***** Record list
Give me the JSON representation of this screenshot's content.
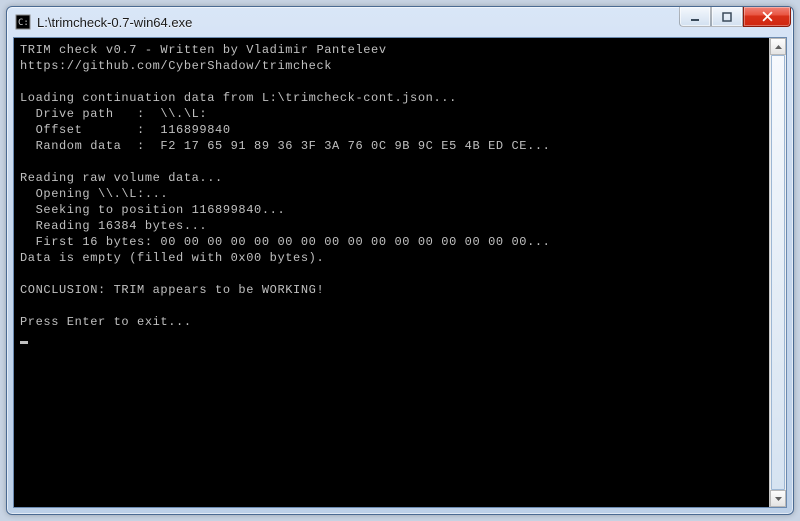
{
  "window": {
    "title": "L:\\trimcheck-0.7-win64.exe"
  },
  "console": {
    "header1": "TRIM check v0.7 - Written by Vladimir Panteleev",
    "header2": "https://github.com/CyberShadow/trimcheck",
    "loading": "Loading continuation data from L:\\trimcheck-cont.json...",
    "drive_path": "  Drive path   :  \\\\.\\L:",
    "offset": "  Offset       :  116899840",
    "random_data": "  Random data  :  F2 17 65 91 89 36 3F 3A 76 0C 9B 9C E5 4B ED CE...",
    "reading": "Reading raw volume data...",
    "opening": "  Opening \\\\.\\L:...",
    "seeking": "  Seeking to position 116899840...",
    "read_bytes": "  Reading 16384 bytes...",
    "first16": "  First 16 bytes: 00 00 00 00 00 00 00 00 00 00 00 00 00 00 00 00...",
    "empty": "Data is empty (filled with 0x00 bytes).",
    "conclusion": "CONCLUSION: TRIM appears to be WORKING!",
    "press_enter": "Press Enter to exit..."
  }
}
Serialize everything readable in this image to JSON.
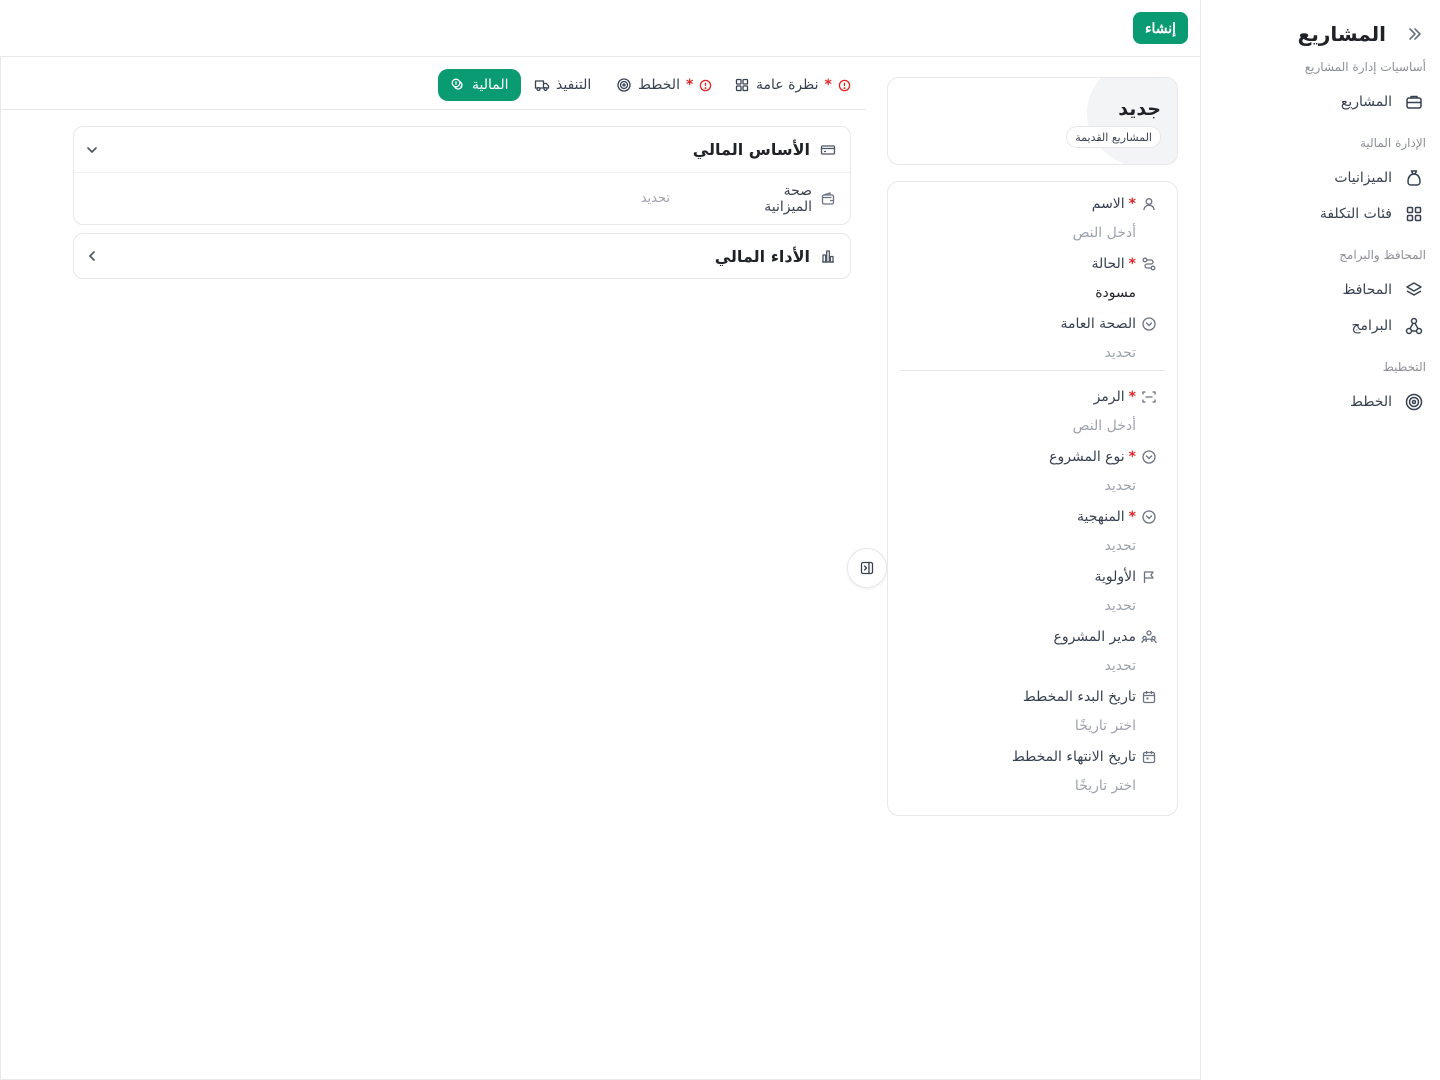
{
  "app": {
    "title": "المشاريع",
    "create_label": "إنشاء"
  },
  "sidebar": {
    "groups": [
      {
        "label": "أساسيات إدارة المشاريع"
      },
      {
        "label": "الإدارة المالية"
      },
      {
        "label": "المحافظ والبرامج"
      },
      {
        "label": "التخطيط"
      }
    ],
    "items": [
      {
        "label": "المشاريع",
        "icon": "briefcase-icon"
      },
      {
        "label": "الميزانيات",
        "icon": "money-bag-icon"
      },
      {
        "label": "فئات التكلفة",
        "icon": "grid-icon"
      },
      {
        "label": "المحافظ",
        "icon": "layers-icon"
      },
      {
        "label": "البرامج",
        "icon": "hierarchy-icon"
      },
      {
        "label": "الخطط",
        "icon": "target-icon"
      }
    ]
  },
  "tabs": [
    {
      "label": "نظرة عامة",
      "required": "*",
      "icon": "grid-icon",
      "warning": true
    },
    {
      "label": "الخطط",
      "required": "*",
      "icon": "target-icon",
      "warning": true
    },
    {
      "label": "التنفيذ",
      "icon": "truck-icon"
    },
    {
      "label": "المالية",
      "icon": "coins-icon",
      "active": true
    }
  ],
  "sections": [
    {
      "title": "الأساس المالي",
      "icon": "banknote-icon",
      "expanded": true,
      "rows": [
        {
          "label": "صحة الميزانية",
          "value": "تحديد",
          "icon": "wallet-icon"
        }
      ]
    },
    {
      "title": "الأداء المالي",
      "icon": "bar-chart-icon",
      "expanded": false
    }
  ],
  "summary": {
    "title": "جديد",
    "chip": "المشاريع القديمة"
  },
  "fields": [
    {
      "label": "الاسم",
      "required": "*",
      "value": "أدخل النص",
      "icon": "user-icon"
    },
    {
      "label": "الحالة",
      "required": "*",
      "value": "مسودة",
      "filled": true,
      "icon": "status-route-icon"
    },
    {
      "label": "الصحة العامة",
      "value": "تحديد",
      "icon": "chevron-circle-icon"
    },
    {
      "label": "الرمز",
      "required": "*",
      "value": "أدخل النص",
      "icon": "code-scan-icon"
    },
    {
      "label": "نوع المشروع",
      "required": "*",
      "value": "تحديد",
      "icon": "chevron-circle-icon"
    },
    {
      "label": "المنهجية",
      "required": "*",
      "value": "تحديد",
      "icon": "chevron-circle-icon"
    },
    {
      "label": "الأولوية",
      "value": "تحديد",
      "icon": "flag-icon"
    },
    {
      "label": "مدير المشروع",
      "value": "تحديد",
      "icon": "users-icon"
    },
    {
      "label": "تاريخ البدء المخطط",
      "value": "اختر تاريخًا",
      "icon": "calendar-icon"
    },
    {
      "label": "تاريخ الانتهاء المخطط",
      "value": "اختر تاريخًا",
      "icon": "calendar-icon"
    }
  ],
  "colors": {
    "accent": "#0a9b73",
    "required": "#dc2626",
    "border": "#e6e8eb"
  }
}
**********
• _Exercise_
In the records above, find each line that holds the word "المحافظ"; copy all such lines.

• _Result below_
        "label": "المحافظ والبرامج"
        "label": "المحافظ",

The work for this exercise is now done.